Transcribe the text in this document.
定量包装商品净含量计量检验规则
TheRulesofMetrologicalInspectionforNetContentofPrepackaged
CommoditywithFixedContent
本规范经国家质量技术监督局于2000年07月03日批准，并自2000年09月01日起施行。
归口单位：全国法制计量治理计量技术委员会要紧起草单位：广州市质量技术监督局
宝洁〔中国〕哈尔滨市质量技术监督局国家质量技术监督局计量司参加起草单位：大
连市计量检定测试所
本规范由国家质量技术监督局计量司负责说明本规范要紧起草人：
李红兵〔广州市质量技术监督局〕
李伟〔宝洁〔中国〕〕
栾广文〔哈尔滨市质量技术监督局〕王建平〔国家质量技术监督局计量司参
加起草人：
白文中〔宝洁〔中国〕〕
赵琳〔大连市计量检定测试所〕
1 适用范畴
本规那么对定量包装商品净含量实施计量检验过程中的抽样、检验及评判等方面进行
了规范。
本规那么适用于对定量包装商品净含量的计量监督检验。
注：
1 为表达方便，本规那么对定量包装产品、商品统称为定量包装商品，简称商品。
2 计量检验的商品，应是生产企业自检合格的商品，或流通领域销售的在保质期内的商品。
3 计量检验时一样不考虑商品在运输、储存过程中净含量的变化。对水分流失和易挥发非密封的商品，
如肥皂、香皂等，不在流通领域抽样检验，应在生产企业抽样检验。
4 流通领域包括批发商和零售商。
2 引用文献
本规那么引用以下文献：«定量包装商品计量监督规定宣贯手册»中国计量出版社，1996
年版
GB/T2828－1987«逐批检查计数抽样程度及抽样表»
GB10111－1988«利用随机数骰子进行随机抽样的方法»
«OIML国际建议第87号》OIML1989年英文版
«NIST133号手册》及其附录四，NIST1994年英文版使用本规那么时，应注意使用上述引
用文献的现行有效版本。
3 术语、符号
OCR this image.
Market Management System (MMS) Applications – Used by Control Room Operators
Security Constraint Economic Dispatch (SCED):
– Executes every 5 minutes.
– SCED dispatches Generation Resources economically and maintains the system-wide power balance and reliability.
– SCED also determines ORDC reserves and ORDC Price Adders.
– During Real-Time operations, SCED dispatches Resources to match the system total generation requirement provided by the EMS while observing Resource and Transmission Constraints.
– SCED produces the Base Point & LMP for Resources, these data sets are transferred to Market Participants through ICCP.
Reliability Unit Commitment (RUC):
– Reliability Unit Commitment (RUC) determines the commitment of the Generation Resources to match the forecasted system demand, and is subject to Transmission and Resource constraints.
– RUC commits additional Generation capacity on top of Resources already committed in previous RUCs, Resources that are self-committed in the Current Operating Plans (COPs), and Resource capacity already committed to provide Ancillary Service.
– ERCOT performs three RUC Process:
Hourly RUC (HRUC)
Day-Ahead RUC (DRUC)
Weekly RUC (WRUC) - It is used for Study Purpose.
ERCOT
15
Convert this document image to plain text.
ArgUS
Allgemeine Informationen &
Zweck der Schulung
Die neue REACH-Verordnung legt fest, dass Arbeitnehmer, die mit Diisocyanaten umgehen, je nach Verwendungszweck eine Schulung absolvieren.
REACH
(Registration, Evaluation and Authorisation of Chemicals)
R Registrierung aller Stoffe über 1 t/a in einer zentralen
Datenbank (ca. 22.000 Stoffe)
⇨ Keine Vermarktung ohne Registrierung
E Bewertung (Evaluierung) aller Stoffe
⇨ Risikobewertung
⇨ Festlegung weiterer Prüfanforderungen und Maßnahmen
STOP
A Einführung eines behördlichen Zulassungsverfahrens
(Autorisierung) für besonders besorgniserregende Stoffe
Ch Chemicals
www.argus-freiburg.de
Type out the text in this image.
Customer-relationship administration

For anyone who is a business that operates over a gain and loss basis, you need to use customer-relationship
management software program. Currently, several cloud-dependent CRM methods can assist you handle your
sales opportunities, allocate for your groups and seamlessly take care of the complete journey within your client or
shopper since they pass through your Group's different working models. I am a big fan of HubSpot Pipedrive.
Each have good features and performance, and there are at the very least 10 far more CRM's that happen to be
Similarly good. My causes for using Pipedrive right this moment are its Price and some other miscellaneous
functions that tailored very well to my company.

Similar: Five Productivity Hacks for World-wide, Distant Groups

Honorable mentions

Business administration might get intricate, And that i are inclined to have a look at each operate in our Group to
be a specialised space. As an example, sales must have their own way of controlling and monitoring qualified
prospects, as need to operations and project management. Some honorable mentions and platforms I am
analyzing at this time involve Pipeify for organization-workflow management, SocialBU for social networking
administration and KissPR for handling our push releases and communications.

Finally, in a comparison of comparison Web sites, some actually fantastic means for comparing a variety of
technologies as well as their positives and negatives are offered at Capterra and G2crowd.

######

■ Given exercise
Copy the entries above exactly, leaving none out.

■ Result for this task
Transcribe the text in this document.
定量包装商品净含量计量检验规则
TheRulesofMetrologicalInspectionforNetContentofPrepackaged
CommoditywithFixedContent
本规范经国家质量技术监督局于2000年07月03日批准，并自2000年09月01日起施行。
归口单位：全国法制计量治理计量技术委员会要紧起草单位：广州市质量技术监督局
宝洁〔中国〕哈尔滨市质量技术监督局国家质量技术监督局计量司参加起草单位：大
连市计量检定测试所
本规范由国家质量技术监督局计量司负责说明本规范要紧起草人：
李红兵〔广州市质量技术监督局〕
李伟〔宝洁〔中国〕〕
栾广文〔哈尔滨市质量技术监督局〕王建平〔国家质量技术监督局计量司参
加起草人：
白文中〔宝洁〔中国〕〕
赵琳〔大连市计量检定测试所〕
1 适用范畴
本规那么对定量包装商品净含量实施计量检验过程中的抽样、检验及评判等方面进行
了规范。
本规那么适用于对定量包装商品净含量的计量监督检验。
注：
1 为表达方便，本规那么对定量包装产品、商品统称为定量包装商品，简称商品。
2 计量检验的商品，应是生产企业自检合格的商品，或流通领域销售的在保质期内的商品。
3 计量检验时一样不考虑商品在运输、储存过程中净含量的变化。对水分流失和易挥发非密封的商品，
如肥皂、香皂等，不在流通领域抽样检验，应在生产企业抽样检验。
4 流通领域包括批发商和零售商。
2 引用文献
本规那么引用以下文献：«定量包装商品计量监督规定宣贯手册»中国计量出版社，1996
年版
GB/T2828－1987«逐批检查计数抽样程度及抽样表»
GB10111－1988«利用随机数骰子进行随机抽样的方法»
«OIML国际建议第87号》OIML1989年英文版
«NIST133号手册》及其附录四，NIST1994年英文版使用本规那么时，应注意使用上述引
用文献的现行有效版本。
3 术语、符号
OCR this image.
Market Management System (MMS) Applications – Used by Control Room Operators
Security Constraint Economic Dispatch (SCED):
– Executes every 5 minutes.
– SCED dispatches Generation Resources economically and maintains the system-wide power balance and reliability.
– SCED also determines ORDC reserves and ORDC Price Adders.
– During Real-Time operations, SCED dispatches Resources to match the system total generation requirement provided by the EMS while observing Resource and Transmission Constraints.
– SCED produces the Base Point & LMP for Resources, these data sets are transferred to Market Participants through ICCP.
Reliability Unit Commitment (RUC):
– Reliability Unit Commitment (RUC) determines the commitment of the Generation Resources to match the forecasted system demand, and is subject to Transmission and Resource constraints.
– RUC commits additional Generation capacity on top of Resources already committed in previous RUCs, Resources that are self-committed in the Current Operating Plans (COPs), and Resource capacity already committed to provide Ancillary Service.
– ERCOT performs three RUC Process:
Hourly RUC (HRUC)
Day-Ahead RUC (DRUC)
Weekly RUC (WRUC) - It is used for Study Purpose.
ERCOT
15
Convert this document image to plain text.
ArgUS
Allgemeine Informationen &
Zweck der Schulung
Die neue REACH-Verordnung legt fest, dass Arbeitnehmer, die mit Diisocyanaten umgehen, je nach Verwendungszweck eine Schulung absolvieren.
REACH
(Registration, Evaluation and Authorisation of Chemicals)
R Registrierung aller Stoffe über 1 t/a in einer zentralen
Datenbank (ca. 22.000 Stoffe)
⇨ Keine Vermarktung ohne Registrierung
E Bewertung (Evaluierung) aller Stoffe
⇨ Risikobewertung
⇨ Festlegung weiterer Prüfanforderungen und Maßnahmen
STOP
A Einführung eines behördlichen Zulassungsverfahrens
(Autorisierung) für besonders besorgniserregende Stoffe
Ch Chemicals
www.argus-freiburg.de
Type out the text in this image.
Customer-relationship administration

For anyone who is a business that operates over a gain and loss basis, you need to use customer-relationship
management software program. Currently, several cloud-dependent CRM methods can assist you handle your
sales opportunities, allocate for your groups and seamlessly take care of the complete journey within your client or
shopper since they pass through your Group's different working models. I am a big fan of HubSpot Pipedrive.
Each have good features and performance, and there are at the very least 10 far more CRM's that happen to be
Similarly good. My causes for using Pipedrive right this moment are its Price and some other miscellaneous
functions that tailored very well to my company.

Similar: Five Productivity Hacks for World-wide, Distant Groups

Honorable mentions

Business administration might get intricate, And that i are inclined to have a look at each operate in our Group to
be a specialised space. As an example, sales must have their own way of controlling and monitoring qualified
prospects, as need to operations and project management. Some honorable mentions and platforms I am
analyzing at this time involve Pipeify for organization-workflow management, SocialBU for social networking
administration and KissPR for handling our push releases and communications.

Finally, in a comparison of comparison Web sites, some actually fantastic means for comparing a variety of
technologies as well as their positives and negatives are offered at Capterra and G2crowd.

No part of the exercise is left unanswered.